__Challenge__:
Return all of the data exactly as given.
:::::
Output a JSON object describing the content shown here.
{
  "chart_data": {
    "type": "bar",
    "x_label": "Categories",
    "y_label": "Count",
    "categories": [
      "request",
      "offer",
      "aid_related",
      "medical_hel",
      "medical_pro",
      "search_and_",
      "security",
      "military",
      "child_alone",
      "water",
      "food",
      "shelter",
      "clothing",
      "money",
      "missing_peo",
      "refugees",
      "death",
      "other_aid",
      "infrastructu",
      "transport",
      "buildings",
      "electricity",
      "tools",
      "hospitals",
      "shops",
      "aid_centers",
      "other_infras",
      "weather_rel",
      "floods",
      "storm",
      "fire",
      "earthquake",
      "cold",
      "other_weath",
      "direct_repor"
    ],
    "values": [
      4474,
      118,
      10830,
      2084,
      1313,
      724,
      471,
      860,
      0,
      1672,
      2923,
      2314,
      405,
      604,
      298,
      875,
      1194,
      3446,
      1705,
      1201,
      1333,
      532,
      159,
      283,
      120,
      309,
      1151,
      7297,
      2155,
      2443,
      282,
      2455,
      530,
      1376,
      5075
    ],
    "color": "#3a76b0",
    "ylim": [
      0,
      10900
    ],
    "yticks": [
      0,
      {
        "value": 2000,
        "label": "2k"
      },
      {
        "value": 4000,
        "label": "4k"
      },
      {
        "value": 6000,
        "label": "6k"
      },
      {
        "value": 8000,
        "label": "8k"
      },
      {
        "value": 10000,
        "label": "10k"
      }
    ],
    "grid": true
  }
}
:::::
__Written answer__:
Output a JSON object describing the content shown here.
{
  "chart_data": {
    "type": "bar",
    "x_label": "Categories",
    "y_label": "Count",
    "categories": [
      "request",
      "offer",
      "aid_related",
      "medical_hel",
      "medical_pro",
      "search_and_",
      "security",
      "military",
      "child_alone",
      "water",
      "food",
      "shelter",
      "clothing",
      "money",
      "missing_peo",
      "refugees",
      "death",
      "other_aid",
      "infrastructu",
      "transport",
      "buildings",
      "electricity",
      "tools",
      "hospitals",
      "shops",
      "aid_centers",
      "other_infras",
      "weather_rel",
      "floods",
      "storm",
      "fire",
      "earthquake",
      "cold",
      "other_weath",
      "direct_repor"
    ],
    "values": [
      4474,
      118,
      10830,
      2084,
      1313,
      724,
      471,
      860,
      0,
      1672,
      2923,
      2314,
      405,
      604,
      298,
      875,
      1194,
      3446,
      1705,
      1201,
      1333,
      532,
      159,
      283,
      120,
      309,
      1151,
      7297,
      2155,
      2443,
      282,
      2455,
      530,
      1376,
      5075
    ],
    "color": "#3a76b0",
    "ylim": [
      0,
      10900
    ],
    "yticks": [
      0,
      {
        "value": 2000,
        "label": "2k"
      },
      {
        "value": 4000,
        "label": "4k"
      },
      {
        "value": 6000,
        "label": "6k"
      },
      {
        "value": 8000,
        "label": "8k"
      },
      {
        "value": 10000,
        "label": "10k"
      }
    ],
    "grid": true
  }
}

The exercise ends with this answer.